- [Records contained in a dataset]:
════

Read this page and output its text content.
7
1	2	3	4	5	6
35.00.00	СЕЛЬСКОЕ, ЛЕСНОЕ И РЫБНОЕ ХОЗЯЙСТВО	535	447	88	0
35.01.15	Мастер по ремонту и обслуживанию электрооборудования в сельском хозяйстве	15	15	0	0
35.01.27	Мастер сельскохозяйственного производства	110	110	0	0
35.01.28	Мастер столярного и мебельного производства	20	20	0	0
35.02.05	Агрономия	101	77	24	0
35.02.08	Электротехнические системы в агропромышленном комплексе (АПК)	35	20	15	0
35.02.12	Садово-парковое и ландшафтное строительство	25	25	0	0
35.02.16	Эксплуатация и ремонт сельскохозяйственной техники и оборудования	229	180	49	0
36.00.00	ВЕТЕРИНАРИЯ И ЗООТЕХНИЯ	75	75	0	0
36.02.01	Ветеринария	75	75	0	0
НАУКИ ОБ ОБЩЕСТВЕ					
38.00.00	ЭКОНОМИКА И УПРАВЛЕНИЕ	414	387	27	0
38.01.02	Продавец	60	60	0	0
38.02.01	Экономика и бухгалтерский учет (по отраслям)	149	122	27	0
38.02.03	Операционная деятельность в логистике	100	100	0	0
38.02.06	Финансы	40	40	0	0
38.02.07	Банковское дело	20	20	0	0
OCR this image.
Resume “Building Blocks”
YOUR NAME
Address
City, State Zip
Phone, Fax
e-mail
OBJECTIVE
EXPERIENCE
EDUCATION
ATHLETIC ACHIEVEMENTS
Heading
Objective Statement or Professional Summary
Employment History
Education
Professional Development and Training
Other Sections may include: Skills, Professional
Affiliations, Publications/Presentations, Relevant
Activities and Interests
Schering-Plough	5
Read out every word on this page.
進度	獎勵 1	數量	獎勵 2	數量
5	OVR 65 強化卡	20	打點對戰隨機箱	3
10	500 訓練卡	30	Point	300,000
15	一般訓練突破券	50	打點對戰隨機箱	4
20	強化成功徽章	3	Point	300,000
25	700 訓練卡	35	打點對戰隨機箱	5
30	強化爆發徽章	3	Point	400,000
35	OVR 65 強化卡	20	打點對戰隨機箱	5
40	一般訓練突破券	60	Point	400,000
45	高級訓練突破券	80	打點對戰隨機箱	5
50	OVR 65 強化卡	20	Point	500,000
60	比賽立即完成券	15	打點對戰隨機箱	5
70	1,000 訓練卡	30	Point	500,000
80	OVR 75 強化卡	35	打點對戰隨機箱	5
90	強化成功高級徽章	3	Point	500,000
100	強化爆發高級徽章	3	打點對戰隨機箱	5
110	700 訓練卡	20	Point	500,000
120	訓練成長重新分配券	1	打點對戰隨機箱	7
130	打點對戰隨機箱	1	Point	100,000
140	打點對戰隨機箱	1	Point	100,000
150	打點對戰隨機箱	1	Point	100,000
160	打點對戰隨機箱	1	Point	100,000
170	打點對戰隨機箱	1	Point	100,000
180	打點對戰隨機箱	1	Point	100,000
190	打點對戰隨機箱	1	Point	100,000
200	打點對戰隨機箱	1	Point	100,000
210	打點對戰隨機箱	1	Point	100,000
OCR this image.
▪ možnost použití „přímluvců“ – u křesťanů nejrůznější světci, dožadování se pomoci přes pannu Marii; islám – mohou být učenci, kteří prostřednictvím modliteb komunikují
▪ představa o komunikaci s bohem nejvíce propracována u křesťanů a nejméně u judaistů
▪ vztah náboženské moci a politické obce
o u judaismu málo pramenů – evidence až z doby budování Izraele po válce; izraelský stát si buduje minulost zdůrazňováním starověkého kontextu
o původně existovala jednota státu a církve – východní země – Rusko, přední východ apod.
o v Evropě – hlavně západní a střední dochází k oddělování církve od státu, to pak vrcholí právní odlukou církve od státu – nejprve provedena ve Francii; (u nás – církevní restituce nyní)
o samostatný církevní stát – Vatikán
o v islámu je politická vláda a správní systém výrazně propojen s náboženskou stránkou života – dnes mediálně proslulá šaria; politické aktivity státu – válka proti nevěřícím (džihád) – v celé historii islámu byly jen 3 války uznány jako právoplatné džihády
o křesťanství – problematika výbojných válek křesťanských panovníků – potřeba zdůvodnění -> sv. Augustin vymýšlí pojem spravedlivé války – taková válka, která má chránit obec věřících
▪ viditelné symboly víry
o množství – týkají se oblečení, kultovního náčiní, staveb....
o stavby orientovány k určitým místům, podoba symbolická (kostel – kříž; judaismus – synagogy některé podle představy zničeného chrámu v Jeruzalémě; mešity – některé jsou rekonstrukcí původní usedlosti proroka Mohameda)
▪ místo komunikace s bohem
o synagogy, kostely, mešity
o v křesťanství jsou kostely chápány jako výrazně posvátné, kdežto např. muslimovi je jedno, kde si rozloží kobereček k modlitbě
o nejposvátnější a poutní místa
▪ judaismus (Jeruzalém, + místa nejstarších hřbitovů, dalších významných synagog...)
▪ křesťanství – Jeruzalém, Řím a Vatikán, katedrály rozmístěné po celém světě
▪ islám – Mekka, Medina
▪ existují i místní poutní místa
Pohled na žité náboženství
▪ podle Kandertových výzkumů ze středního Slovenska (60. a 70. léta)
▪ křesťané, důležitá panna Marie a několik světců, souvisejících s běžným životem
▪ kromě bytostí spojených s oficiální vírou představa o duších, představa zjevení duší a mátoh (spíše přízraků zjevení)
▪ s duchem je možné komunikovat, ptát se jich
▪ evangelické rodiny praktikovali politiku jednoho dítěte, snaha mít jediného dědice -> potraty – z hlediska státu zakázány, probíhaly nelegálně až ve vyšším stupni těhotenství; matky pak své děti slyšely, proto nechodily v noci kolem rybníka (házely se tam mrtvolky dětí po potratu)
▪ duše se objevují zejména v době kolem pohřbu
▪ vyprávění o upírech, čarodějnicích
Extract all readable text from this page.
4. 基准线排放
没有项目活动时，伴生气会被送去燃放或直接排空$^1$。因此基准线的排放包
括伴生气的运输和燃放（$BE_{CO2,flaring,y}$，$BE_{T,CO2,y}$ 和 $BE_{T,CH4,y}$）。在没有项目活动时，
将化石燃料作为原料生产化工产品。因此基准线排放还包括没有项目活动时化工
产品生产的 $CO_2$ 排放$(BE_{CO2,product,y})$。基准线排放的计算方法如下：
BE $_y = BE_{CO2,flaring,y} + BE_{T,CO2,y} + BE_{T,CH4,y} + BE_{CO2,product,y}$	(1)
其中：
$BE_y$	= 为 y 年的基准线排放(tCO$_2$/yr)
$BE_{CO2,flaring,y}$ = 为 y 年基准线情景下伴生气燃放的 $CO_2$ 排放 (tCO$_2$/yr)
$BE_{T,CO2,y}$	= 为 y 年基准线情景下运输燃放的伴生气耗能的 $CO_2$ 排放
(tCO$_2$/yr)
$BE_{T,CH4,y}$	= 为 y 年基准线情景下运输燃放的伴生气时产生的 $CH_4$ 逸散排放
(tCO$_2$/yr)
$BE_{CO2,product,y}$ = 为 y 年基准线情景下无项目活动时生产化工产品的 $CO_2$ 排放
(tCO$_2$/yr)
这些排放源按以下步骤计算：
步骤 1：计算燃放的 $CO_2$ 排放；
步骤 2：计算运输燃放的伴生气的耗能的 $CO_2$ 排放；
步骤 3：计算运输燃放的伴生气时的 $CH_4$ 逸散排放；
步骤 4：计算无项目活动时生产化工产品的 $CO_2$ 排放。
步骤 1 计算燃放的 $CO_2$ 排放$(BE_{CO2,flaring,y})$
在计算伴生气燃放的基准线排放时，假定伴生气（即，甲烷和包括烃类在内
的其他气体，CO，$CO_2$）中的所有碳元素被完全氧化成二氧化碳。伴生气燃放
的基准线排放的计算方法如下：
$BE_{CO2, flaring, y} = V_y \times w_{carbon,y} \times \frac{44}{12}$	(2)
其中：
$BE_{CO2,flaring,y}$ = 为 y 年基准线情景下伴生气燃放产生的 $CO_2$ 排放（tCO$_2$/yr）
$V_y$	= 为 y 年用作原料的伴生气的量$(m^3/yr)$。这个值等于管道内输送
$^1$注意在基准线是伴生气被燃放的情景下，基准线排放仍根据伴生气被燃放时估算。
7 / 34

════

- [STATED EXERCISE]: Only lines with the word "politické" should be collected from the material.

- [PROBLEM SOLUTION]:
▪ vztah náboženské moci a politické obce
o v islámu je politická vláda a správní systém výrazně propojen s náboženskou stránkou života – dnes mediálně proslulá šaria; politické aktivity státu – válka proti nevěřícím (džihád) – v celé historii islámu byly jen 3 války uznány jako právoplatné džihády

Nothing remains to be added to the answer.